• EXERCISE DIRECTIONS:
Reproduce every line of the material below without changes, leaving out the pictures.

• DATA EXCERPTS:
— begin —

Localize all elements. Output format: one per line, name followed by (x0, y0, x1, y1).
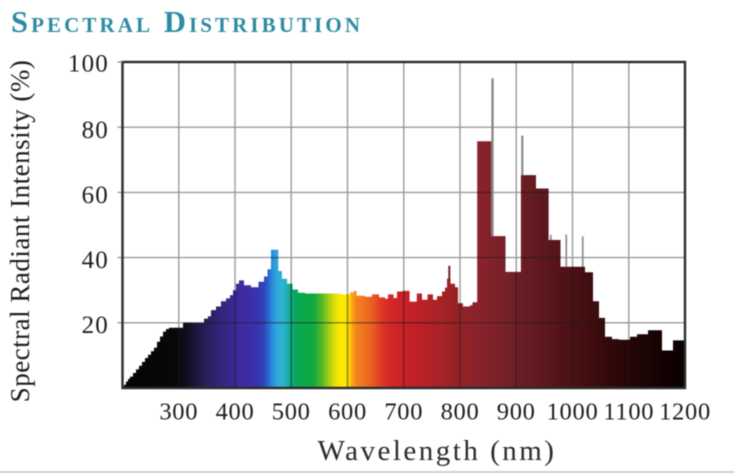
svg-text:1200: 1200 (659, 399, 711, 426)
svg-text:1000: 1000 (547, 399, 599, 426)
svg-text:80: 80 (82, 117, 109, 144)
svg-text:800: 800 (441, 399, 480, 426)
svg-text:600: 600 (328, 399, 367, 426)
svg-text:Spectral Radiant Intensity (%): Spectral Radiant Intensity (%) (5, 60, 35, 403)
svg-text:900: 900 (497, 399, 536, 426)
svg-text:100: 100 (68, 51, 109, 78)
svg-text:500: 500 (272, 399, 311, 426)
svg-text:700: 700 (384, 399, 423, 426)
svg-text:Spectral Distribution: Spectral Distribution (11, 5, 363, 39)
svg-text:300: 300 (159, 399, 198, 426)
svg-text:60: 60 (82, 182, 109, 209)
svg-text:20: 20 (82, 312, 109, 339)
svg-text:400: 400 (216, 399, 255, 426)
svg-text:40: 40 (82, 247, 109, 274)
svg-text:1100: 1100 (603, 399, 654, 426)
svg-text:Wavelength (nm): Wavelength (nm) (318, 435, 557, 467)
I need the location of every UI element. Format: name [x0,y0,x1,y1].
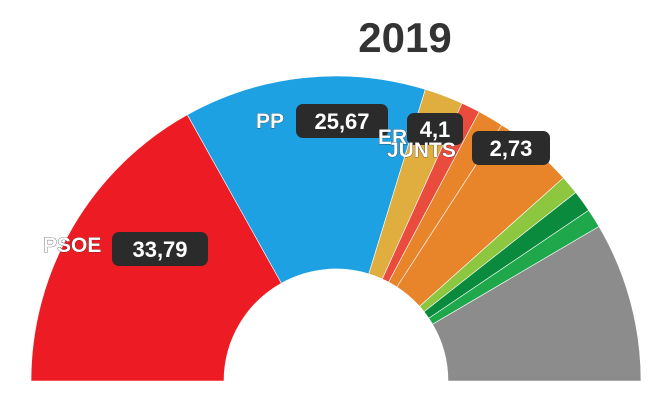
label-erc-value: 4,1 [420,117,451,142]
label-pp-name: PP [256,110,284,133]
label-pp-value-pill [296,104,388,138]
chart-title: 2019 [358,14,451,61]
label-junts-value-pill [472,131,550,165]
label-psoe-value-pill [112,232,208,266]
label-erc-value-pill [407,113,463,145]
slice-9 [432,226,642,382]
label-psoe-value: 33,79 [132,237,187,262]
label-junts-name: JUNTS [387,139,456,162]
label-pp-value: 25,67 [314,109,369,134]
label-psoe-name: PSOE [43,234,101,257]
label-junts-value: 2,73 [490,136,533,161]
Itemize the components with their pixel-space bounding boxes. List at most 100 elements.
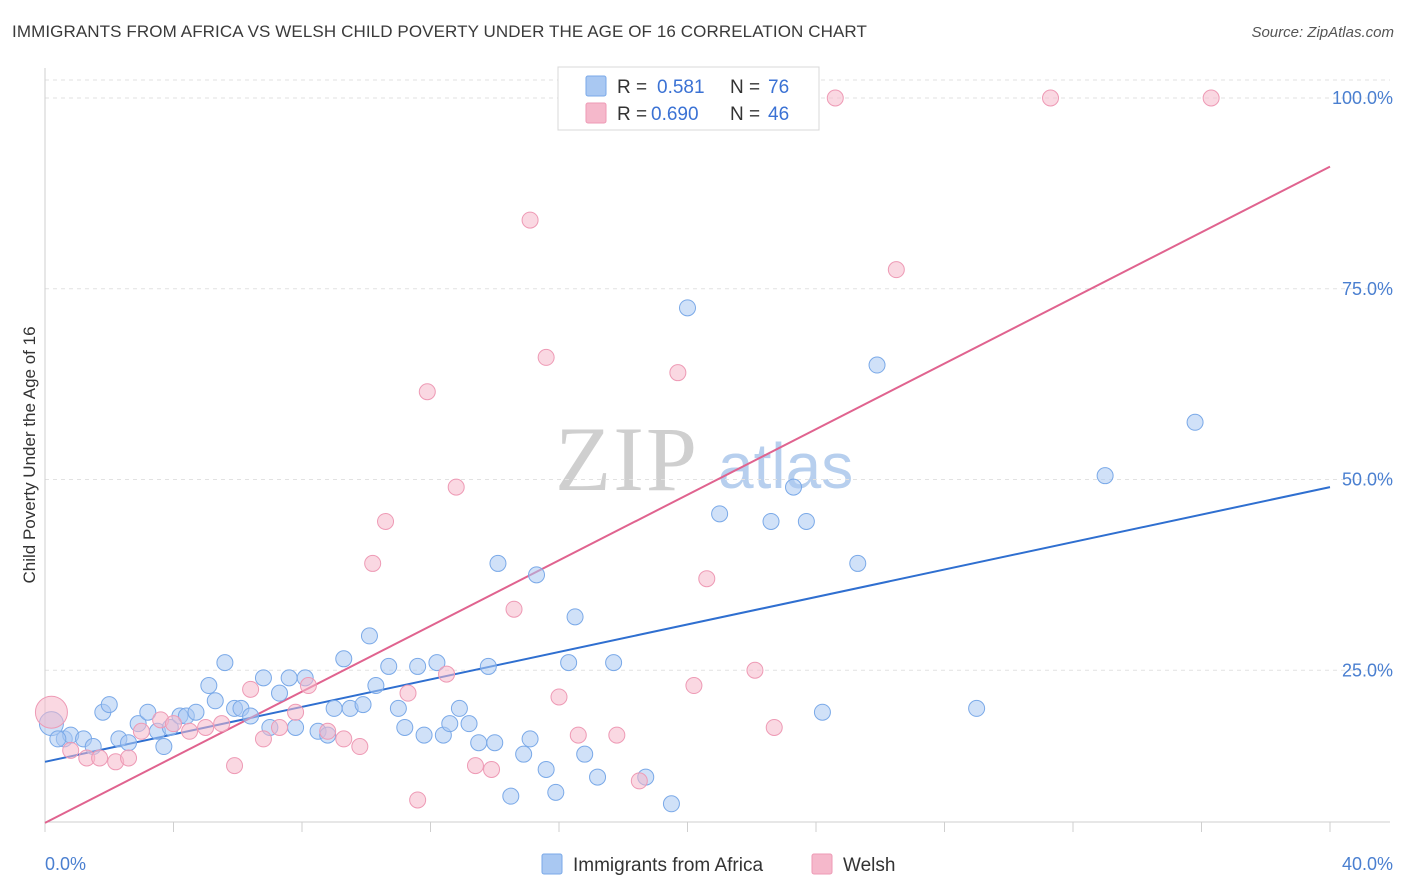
bottom-legend: Immigrants from Africa Welsh (541, 853, 895, 876)
point-africa (785, 478, 803, 496)
point-africa (354, 696, 372, 714)
point-welsh (630, 772, 648, 790)
point-welsh (521, 211, 539, 229)
point-africa (560, 654, 578, 672)
point-welsh (1202, 89, 1220, 107)
point-africa (389, 699, 407, 717)
watermark-atlas: atlas (718, 430, 853, 502)
point-welsh (335, 730, 353, 748)
legend-r-label-africa: R = (617, 77, 647, 98)
legend-swatch-welsh (585, 102, 607, 124)
point-welsh (569, 726, 587, 744)
legend-n-label-africa: N = (730, 77, 760, 98)
point-africa (576, 745, 594, 763)
point-welsh (608, 726, 626, 744)
point-africa (537, 760, 555, 778)
point-africa (187, 703, 205, 721)
point-welsh (746, 661, 764, 679)
point-africa (200, 677, 218, 695)
legend-n-label-welsh: N = (730, 104, 760, 125)
chart-title: IMMIGRANTS FROM AFRICA VS WELSH CHILD PO… (12, 22, 867, 41)
point-africa (216, 654, 234, 672)
point-welsh (826, 89, 844, 107)
bottom-legend-label-welsh: Welsh (843, 855, 895, 876)
trend-line-africa (44, 486, 1331, 763)
point-africa (367, 677, 385, 695)
point-welsh (669, 364, 687, 382)
point-africa (441, 715, 459, 733)
point-welsh (483, 760, 501, 778)
point-welsh (698, 570, 716, 588)
point-africa (335, 650, 353, 668)
point-welsh (91, 749, 109, 767)
legend-n-value-welsh: 46 (768, 104, 789, 125)
point-africa (502, 787, 520, 805)
point-africa (1096, 467, 1114, 485)
point-welsh (399, 684, 417, 702)
point-welsh (213, 715, 231, 733)
point-africa (271, 684, 289, 702)
data-points (34, 89, 1220, 813)
point-africa (968, 699, 986, 717)
point-africa (470, 734, 488, 752)
point-africa (254, 669, 272, 687)
point-africa (1186, 413, 1204, 431)
x-tick-label: 40.0% (1342, 854, 1393, 874)
point-africa (460, 715, 478, 733)
y-tick-label: 25.0% (1342, 660, 1393, 680)
point-africa (849, 554, 867, 572)
point-welsh (197, 718, 215, 736)
point-africa (380, 657, 398, 675)
point-welsh (550, 688, 568, 706)
point-welsh (165, 715, 182, 733)
point-africa (450, 699, 468, 717)
point-africa (762, 512, 780, 530)
point-welsh (319, 722, 337, 740)
watermark-zip: ZIP (555, 408, 699, 510)
point-africa (486, 734, 504, 752)
grid-lines (45, 79, 1390, 671)
point-welsh (299, 677, 317, 695)
point-welsh (351, 738, 369, 756)
point-africa (242, 707, 260, 725)
point-africa (206, 692, 224, 710)
point-welsh (887, 261, 905, 279)
point-africa (868, 356, 886, 374)
point-africa (528, 566, 546, 584)
point-africa (605, 654, 623, 672)
point-welsh (271, 718, 289, 736)
point-welsh (466, 757, 484, 775)
bottom-legend-swatch-africa (541, 853, 563, 875)
axes (44, 68, 1390, 832)
x-tick-labels: 0.0% 40.0% (45, 854, 1393, 874)
point-africa (589, 768, 607, 786)
legend-r-value-welsh: 0.690 (651, 104, 699, 125)
point-africa (120, 734, 138, 752)
point-welsh (418, 383, 436, 401)
point-africa (489, 554, 507, 572)
point-africa (662, 795, 680, 813)
legend-r-value-africa: 0.581 (657, 77, 705, 98)
legend: R = 0.581 N = 76 R = 0.690 N = 46 (557, 66, 820, 131)
point-welsh (34, 695, 68, 729)
point-africa (515, 745, 533, 763)
y-tick-label: 75.0% (1342, 279, 1393, 299)
point-welsh (287, 703, 305, 721)
point-africa (521, 730, 539, 748)
point-africa (325, 699, 343, 717)
point-welsh (1042, 89, 1060, 107)
point-africa (100, 696, 118, 714)
point-welsh (226, 757, 244, 775)
point-welsh (409, 791, 427, 809)
legend-n-value-africa: 76 (768, 77, 789, 98)
x-tick-label: 0.0% (45, 854, 86, 874)
point-africa (711, 505, 729, 523)
point-welsh (132, 722, 150, 740)
point-welsh (685, 677, 703, 695)
point-africa (280, 669, 298, 687)
point-africa (360, 627, 378, 645)
point-welsh (62, 741, 80, 759)
point-welsh (254, 730, 272, 748)
point-welsh (120, 749, 138, 767)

— end —

• CORRECT RESULT:
Localize all elements. Output format: one per line, name followed by (x0, y0, x1, y1).
svg-text:1200: 1200 (659, 399, 711, 426)
svg-text:1000: 1000 (547, 399, 599, 426)
svg-text:80: 80 (82, 117, 109, 144)
svg-text:800: 800 (441, 399, 480, 426)
svg-text:600: 600 (328, 399, 367, 426)
svg-text:Spectral Radiant Intensity (%): Spectral Radiant Intensity (%) (5, 60, 35, 403)
svg-text:900: 900 (497, 399, 536, 426)
svg-text:100: 100 (68, 51, 109, 78)
svg-text:500: 500 (272, 399, 311, 426)
svg-text:700: 700 (384, 399, 423, 426)
svg-text:Spectral Distribution: Spectral Distribution (11, 5, 363, 39)
svg-text:300: 300 (159, 399, 198, 426)
svg-text:60: 60 (82, 182, 109, 209)
svg-text:20: 20 (82, 312, 109, 339)
svg-text:400: 400 (216, 399, 255, 426)
svg-text:40: 40 (82, 247, 109, 274)
svg-text:1100: 1100 (603, 399, 654, 426)
svg-text:Wavelength (nm): Wavelength (nm) (318, 435, 557, 467)
I need the location of every UI element. Format: name [x0,y0,x1,y1].
label-erc-value: 4,1 [420,117,451,142]
label-pp-name: PP [256,110,284,133]
label-pp-value-pill [296,104,388,138]
chart-title: 2019 [358,14,451,61]
label-junts-value-pill [472,131,550,165]
label-psoe-value-pill [112,232,208,266]
label-erc-value-pill [407,113,463,145]
slice-9 [432,226,642,382]
label-psoe-value: 33,79 [132,237,187,262]
label-junts-name: JUNTS [387,139,456,162]
label-pp-value: 25,67 [314,109,369,134]
label-psoe-name: PSOE [43,234,101,257]
label-junts-value: 2,73 [490,136,533,161]
Itemize the components with their pixel-space bounding boxes. List at most 100 elements.
bottom-legend: Immigrants from Africa Welsh (541, 853, 895, 876)
point-africa (785, 478, 803, 496)
point-africa (354, 696, 372, 714)
point-welsh (630, 772, 648, 790)
point-welsh (521, 211, 539, 229)
point-africa (560, 654, 578, 672)
point-welsh (1202, 89, 1220, 107)
point-africa (389, 699, 407, 717)
watermark-atlas: atlas (718, 430, 853, 502)
point-welsh (335, 730, 353, 748)
legend-r-label-africa: R = (617, 77, 647, 98)
legend-swatch-welsh (585, 102, 607, 124)
point-welsh (569, 726, 587, 744)
legend-n-label-africa: N = (730, 77, 760, 98)
point-africa (576, 745, 594, 763)
point-welsh (608, 726, 626, 744)
point-africa (537, 760, 555, 778)
point-africa (187, 703, 205, 721)
point-welsh (746, 661, 764, 679)
point-africa (200, 677, 218, 695)
legend-n-label-welsh: N = (730, 104, 760, 125)
chart-title: IMMIGRANTS FROM AFRICA VS WELSH CHILD PO… (12, 22, 867, 41)
point-africa (216, 654, 234, 672)
point-welsh (826, 89, 844, 107)
bottom-legend-label-welsh: Welsh (843, 855, 895, 876)
trend-line-africa (44, 486, 1331, 763)
point-africa (367, 677, 385, 695)
point-welsh (669, 364, 687, 382)
point-africa (441, 715, 459, 733)
point-welsh (483, 760, 501, 778)
point-welsh (698, 570, 716, 588)
point-africa (335, 650, 353, 668)
point-welsh (91, 749, 109, 767)
legend-n-value-welsh: 46 (768, 104, 789, 125)
point-africa (502, 787, 520, 805)
point-africa (1096, 467, 1114, 485)
point-welsh (399, 684, 417, 702)
point-welsh (213, 715, 231, 733)
point-africa (271, 684, 289, 702)
data-points (34, 89, 1220, 813)
point-africa (968, 699, 986, 717)
point-africa (470, 734, 488, 752)
point-africa (254, 669, 272, 687)
point-africa (1186, 413, 1204, 431)
x-tick-label: 40.0% (1342, 854, 1393, 874)
point-africa (460, 715, 478, 733)
y-tick-label: 25.0% (1342, 660, 1393, 680)
point-africa (849, 554, 867, 572)
point-welsh (197, 718, 215, 736)
point-africa (380, 657, 398, 675)
point-welsh (550, 688, 568, 706)
point-welsh (165, 715, 182, 733)
point-africa (450, 699, 468, 717)
point-africa (762, 512, 780, 530)
point-welsh (319, 722, 337, 740)
watermark-zip: ZIP (555, 408, 699, 510)
point-africa (486, 734, 504, 752)
grid-lines (45, 79, 1390, 671)
point-welsh (299, 677, 317, 695)
point-welsh (351, 738, 369, 756)
point-africa (242, 707, 260, 725)
point-africa (206, 692, 224, 710)
point-welsh (887, 261, 905, 279)
point-africa (868, 356, 886, 374)
point-africa (528, 566, 546, 584)
point-africa (605, 654, 623, 672)
point-welsh (271, 718, 289, 736)
point-welsh (466, 757, 484, 775)
bottom-legend-swatch-africa (541, 853, 563, 875)
axes (44, 68, 1390, 832)
x-tick-labels: 0.0% 40.0% (45, 854, 1393, 874)
point-africa (589, 768, 607, 786)
legend-r-value-welsh: 0.690 (651, 104, 699, 125)
point-africa (120, 734, 138, 752)
point-welsh (418, 383, 436, 401)
point-africa (489, 554, 507, 572)
point-africa (662, 795, 680, 813)
legend-r-value-africa: 0.581 (657, 77, 705, 98)
legend: R = 0.581 N = 76 R = 0.690 N = 46 (557, 66, 820, 131)
point-welsh (34, 695, 68, 729)
point-africa (515, 745, 533, 763)
y-tick-label: 75.0% (1342, 279, 1393, 299)
point-welsh (287, 703, 305, 721)
point-africa (521, 730, 539, 748)
point-africa (325, 699, 343, 717)
point-welsh (1042, 89, 1060, 107)
point-africa (100, 696, 118, 714)
point-welsh (226, 757, 244, 775)
point-welsh (409, 791, 427, 809)
legend-n-value-africa: 76 (768, 77, 789, 98)
x-tick-label: 0.0% (45, 854, 86, 874)
point-africa (711, 505, 729, 523)
point-welsh (132, 722, 150, 740)
point-welsh (685, 677, 703, 695)
point-africa (280, 669, 298, 687)
point-africa (360, 627, 378, 645)
point-welsh (62, 741, 80, 759)
point-welsh (254, 730, 272, 748)
point-welsh (120, 749, 138, 767)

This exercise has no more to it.